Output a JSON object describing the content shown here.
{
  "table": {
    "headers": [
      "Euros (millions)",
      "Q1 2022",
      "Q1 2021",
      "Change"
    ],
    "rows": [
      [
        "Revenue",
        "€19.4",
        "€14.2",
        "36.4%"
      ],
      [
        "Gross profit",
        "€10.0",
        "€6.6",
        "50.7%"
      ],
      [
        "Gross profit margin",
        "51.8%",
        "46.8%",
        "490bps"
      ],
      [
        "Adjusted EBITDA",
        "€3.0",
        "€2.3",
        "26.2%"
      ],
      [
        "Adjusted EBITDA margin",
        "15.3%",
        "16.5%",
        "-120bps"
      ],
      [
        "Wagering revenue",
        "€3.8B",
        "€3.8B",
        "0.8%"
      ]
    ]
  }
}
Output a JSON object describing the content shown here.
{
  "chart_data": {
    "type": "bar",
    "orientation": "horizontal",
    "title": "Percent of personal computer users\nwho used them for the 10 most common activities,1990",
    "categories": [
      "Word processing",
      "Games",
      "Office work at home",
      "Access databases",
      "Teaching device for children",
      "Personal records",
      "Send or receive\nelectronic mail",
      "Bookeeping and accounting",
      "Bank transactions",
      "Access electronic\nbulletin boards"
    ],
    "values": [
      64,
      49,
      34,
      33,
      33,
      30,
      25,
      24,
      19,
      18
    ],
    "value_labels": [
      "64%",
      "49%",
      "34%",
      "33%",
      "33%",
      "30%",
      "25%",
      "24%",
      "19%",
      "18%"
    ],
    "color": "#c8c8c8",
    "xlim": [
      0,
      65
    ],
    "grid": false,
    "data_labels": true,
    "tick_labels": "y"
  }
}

■ **Written problem**:
Repeat every line of the data, exactly and in full.

■ **Result below**:
Output a JSON object describing the content shown here.
{
  "table": {
    "headers": [
      "Euros (millions)",
      "Q1 2022",
      "Q1 2021",
      "Change"
    ],
    "rows": [
      [
        "Revenue",
        "€19.4",
        "€14.2",
        "36.4%"
      ],
      [
        "Gross profit",
        "€10.0",
        "€6.6",
        "50.7%"
      ],
      [
        "Gross profit margin",
        "51.8%",
        "46.8%",
        "490bps"
      ],
      [
        "Adjusted EBITDA",
        "€3.0",
        "€2.3",
        "26.2%"
      ],
      [
        "Adjusted EBITDA margin",
        "15.3%",
        "16.5%",
        "-120bps"
      ],
      [
        "Wagering revenue",
        "€3.8B",
        "€3.8B",
        "0.8%"
      ]
    ]
  }
}
Output a JSON object describing the content shown here.
{
  "chart_data": {
    "type": "bar",
    "orientation": "horizontal",
    "title": "Percent of personal computer users\nwho used them for the 10 most common activities,1990",
    "categories": [
      "Word processing",
      "Games",
      "Office work at home",
      "Access databases",
      "Teaching device for children",
      "Personal records",
      "Send or receive\nelectronic mail",
      "Bookeeping and accounting",
      "Bank transactions",
      "Access electronic\nbulletin boards"
    ],
    "values": [
      64,
      49,
      34,
      33,
      33,
      30,
      25,
      24,
      19,
      18
    ],
    "value_labels": [
      "64%",
      "49%",
      "34%",
      "33%",
      "33%",
      "30%",
      "25%",
      "24%",
      "19%",
      "18%"
    ],
    "color": "#c8c8c8",
    "xlim": [
      0,
      65
    ],
    "grid": false,
    "data_labels": true,
    "tick_labels": "y"
  }
}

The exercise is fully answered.